• TO DO: Return the full material exactly.

# DATA FOR THIS TASK start

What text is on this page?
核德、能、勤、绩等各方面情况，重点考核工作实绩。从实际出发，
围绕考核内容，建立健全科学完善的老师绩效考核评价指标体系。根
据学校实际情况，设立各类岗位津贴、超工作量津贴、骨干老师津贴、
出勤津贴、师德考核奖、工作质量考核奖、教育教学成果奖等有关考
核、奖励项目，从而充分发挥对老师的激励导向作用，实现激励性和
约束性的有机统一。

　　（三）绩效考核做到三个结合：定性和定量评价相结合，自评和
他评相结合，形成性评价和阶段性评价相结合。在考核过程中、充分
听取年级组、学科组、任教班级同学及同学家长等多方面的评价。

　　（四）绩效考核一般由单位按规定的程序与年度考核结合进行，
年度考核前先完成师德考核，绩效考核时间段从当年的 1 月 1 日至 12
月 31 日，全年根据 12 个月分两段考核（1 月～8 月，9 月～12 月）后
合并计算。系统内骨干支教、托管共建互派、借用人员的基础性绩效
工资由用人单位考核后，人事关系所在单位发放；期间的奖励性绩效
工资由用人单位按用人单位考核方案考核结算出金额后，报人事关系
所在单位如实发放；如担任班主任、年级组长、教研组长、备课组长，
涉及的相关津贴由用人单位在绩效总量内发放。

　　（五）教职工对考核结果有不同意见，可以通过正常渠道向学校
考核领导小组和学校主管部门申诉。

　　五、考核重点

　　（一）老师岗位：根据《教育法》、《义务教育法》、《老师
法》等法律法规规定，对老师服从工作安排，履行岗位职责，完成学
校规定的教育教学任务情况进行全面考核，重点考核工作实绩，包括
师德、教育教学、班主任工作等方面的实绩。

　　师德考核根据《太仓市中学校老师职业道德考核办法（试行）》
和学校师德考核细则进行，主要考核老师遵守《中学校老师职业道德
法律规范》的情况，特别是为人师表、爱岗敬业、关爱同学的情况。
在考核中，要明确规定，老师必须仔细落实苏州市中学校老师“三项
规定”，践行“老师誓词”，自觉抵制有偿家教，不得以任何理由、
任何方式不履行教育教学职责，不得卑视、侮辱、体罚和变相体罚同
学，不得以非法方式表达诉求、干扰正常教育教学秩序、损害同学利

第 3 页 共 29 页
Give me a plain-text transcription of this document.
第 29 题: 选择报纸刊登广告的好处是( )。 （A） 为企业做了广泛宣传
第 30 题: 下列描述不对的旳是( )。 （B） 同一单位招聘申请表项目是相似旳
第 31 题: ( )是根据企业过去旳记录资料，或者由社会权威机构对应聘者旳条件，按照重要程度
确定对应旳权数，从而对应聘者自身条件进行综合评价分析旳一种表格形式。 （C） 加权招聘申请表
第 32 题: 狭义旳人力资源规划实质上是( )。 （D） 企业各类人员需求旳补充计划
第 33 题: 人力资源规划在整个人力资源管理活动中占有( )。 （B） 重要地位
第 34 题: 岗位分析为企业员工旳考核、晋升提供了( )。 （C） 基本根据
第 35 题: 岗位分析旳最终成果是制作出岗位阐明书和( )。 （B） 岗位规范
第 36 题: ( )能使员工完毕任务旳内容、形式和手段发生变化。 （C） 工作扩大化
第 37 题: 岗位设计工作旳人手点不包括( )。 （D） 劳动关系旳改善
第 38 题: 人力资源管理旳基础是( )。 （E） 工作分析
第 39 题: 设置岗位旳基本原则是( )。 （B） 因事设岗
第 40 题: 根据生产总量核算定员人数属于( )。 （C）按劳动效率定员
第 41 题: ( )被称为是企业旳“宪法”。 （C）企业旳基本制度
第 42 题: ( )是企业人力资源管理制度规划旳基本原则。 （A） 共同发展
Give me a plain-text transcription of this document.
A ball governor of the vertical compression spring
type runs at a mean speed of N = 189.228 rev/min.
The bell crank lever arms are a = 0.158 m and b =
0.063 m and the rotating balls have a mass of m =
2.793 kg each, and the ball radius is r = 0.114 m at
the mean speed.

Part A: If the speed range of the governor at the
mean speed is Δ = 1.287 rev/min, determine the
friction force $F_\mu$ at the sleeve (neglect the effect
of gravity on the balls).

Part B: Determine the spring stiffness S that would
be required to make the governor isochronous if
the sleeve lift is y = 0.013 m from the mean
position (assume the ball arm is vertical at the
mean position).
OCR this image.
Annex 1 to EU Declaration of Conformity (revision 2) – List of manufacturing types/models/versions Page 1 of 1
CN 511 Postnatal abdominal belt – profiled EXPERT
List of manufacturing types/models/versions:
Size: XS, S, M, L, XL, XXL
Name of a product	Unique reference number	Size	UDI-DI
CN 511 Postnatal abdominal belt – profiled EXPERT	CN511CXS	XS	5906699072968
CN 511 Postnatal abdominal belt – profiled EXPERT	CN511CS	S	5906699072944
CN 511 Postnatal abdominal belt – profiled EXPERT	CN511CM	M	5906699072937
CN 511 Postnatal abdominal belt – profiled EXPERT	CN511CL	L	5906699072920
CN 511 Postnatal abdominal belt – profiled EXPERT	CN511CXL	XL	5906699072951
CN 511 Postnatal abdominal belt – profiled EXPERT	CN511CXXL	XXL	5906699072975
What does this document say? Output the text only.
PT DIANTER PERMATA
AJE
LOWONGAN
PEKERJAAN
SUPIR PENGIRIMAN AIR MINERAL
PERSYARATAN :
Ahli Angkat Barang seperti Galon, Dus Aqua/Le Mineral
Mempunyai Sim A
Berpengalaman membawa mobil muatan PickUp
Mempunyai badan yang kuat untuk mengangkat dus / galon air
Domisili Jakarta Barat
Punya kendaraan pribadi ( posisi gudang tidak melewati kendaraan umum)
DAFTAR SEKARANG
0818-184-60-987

# DATA FOR THIS TASK end

• THE SOLUTION:
What text is on this page?
核德、能、勤、绩等各方面情况，重点考核工作实绩。从实际出发，
围绕考核内容，建立健全科学完善的老师绩效考核评价指标体系。根
据学校实际情况，设立各类岗位津贴、超工作量津贴、骨干老师津贴、
出勤津贴、师德考核奖、工作质量考核奖、教育教学成果奖等有关考
核、奖励项目，从而充分发挥对老师的激励导向作用，实现激励性和
约束性的有机统一。

　　（三）绩效考核做到三个结合：定性和定量评价相结合，自评和
他评相结合，形成性评价和阶段性评价相结合。在考核过程中、充分
听取年级组、学科组、任教班级同学及同学家长等多方面的评价。

　　（四）绩效考核一般由单位按规定的程序与年度考核结合进行，
年度考核前先完成师德考核，绩效考核时间段从当年的 1 月 1 日至 12
月 31 日，全年根据 12 个月分两段考核（1 月～8 月，9 月～12 月）后
合并计算。系统内骨干支教、托管共建互派、借用人员的基础性绩效
工资由用人单位考核后，人事关系所在单位发放；期间的奖励性绩效
工资由用人单位按用人单位考核方案考核结算出金额后，报人事关系
所在单位如实发放；如担任班主任、年级组长、教研组长、备课组长，
涉及的相关津贴由用人单位在绩效总量内发放。

　　（五）教职工对考核结果有不同意见，可以通过正常渠道向学校
考核领导小组和学校主管部门申诉。

　　五、考核重点

　　（一）老师岗位：根据《教育法》、《义务教育法》、《老师
法》等法律法规规定，对老师服从工作安排，履行岗位职责，完成学
校规定的教育教学任务情况进行全面考核，重点考核工作实绩，包括
师德、教育教学、班主任工作等方面的实绩。

　　师德考核根据《太仓市中学校老师职业道德考核办法（试行）》
和学校师德考核细则进行，主要考核老师遵守《中学校老师职业道德
法律规范》的情况，特别是为人师表、爱岗敬业、关爱同学的情况。
在考核中，要明确规定，老师必须仔细落实苏州市中学校老师“三项
规定”，践行“老师誓词”，自觉抵制有偿家教，不得以任何理由、
任何方式不履行教育教学职责，不得卑视、侮辱、体罚和变相体罚同
学，不得以非法方式表达诉求、干扰正常教育教学秩序、损害同学利

第 3 页 共 29 页
Give me a plain-text transcription of this document.
第 29 题: 选择报纸刊登广告的好处是( )。 （A） 为企业做了广泛宣传
第 30 题: 下列描述不对的旳是( )。 （B） 同一单位招聘申请表项目是相似旳
第 31 题: ( )是根据企业过去旳记录资料，或者由社会权威机构对应聘者旳条件，按照重要程度
确定对应旳权数，从而对应聘者自身条件进行综合评价分析旳一种表格形式。 （C） 加权招聘申请表
第 32 题: 狭义旳人力资源规划实质上是( )。 （D） 企业各类人员需求旳补充计划
第 33 题: 人力资源规划在整个人力资源管理活动中占有( )。 （B） 重要地位
第 34 题: 岗位分析为企业员工旳考核、晋升提供了( )。 （C） 基本根据
第 35 题: 岗位分析旳最终成果是制作出岗位阐明书和( )。 （B） 岗位规范
第 36 题: ( )能使员工完毕任务旳内容、形式和手段发生变化。 （C） 工作扩大化
第 37 题: 岗位设计工作旳人手点不包括( )。 （D） 劳动关系旳改善
第 38 题: 人力资源管理旳基础是( )。 （E） 工作分析
第 39 题: 设置岗位旳基本原则是( )。 （B） 因事设岗
第 40 题: 根据生产总量核算定员人数属于( )。 （C）按劳动效率定员
第 41 题: ( )被称为是企业旳“宪法”。 （C）企业旳基本制度
第 42 题: ( )是企业人力资源管理制度规划旳基本原则。 （A） 共同发展
Give me a plain-text transcription of this document.
A ball governor of the vertical compression spring
type runs at a mean speed of N = 189.228 rev/min.
The bell crank lever arms are a = 0.158 m and b =
0.063 m and the rotating balls have a mass of m =
2.793 kg each, and the ball radius is r = 0.114 m at
the mean speed.

Part A: If the speed range of the governor at the
mean speed is Δ = 1.287 rev/min, determine the
friction force $F_\mu$ at the sleeve (neglect the effect
of gravity on the balls).

Part B: Determine the spring stiffness S that would
be required to make the governor isochronous if
the sleeve lift is y = 0.013 m from the mean
position (assume the ball arm is vertical at the
mean position).
OCR this image.
Annex 1 to EU Declaration of Conformity (revision 2) – List of manufacturing types/models/versions Page 1 of 1
CN 511 Postnatal abdominal belt – profiled EXPERT
List of manufacturing types/models/versions:
Size: XS, S, M, L, XL, XXL
Name of a product	Unique reference number	Size	UDI-DI
CN 511 Postnatal abdominal belt – profiled EXPERT	CN511CXS	XS	5906699072968
CN 511 Postnatal abdominal belt – profiled EXPERT	CN511CS	S	5906699072944
CN 511 Postnatal abdominal belt – profiled EXPERT	CN511CM	M	5906699072937
CN 511 Postnatal abdominal belt – profiled EXPERT	CN511CL	L	5906699072920
CN 511 Postnatal abdominal belt – profiled EXPERT	CN511CXL	XL	5906699072951
CN 511 Postnatal abdominal belt – profiled EXPERT	CN511CXXL	XXL	5906699072975
What does this document say? Output the text only.
PT DIANTER PERMATA
AJE
LOWONGAN
PEKERJAAN
SUPIR PENGIRIMAN AIR MINERAL
PERSYARATAN :
Ahli Angkat Barang seperti Galon, Dus Aqua/Le Mineral
Mempunyai Sim A
Berpengalaman membawa mobil muatan PickUp
Mempunyai badan yang kuat untuk mengangkat dus / galon air
Domisili Jakarta Barat
Punya kendaraan pribadi ( posisi gudang tidak melewati kendaraan umum)
DAFTAR SEKARANG
0818-184-60-987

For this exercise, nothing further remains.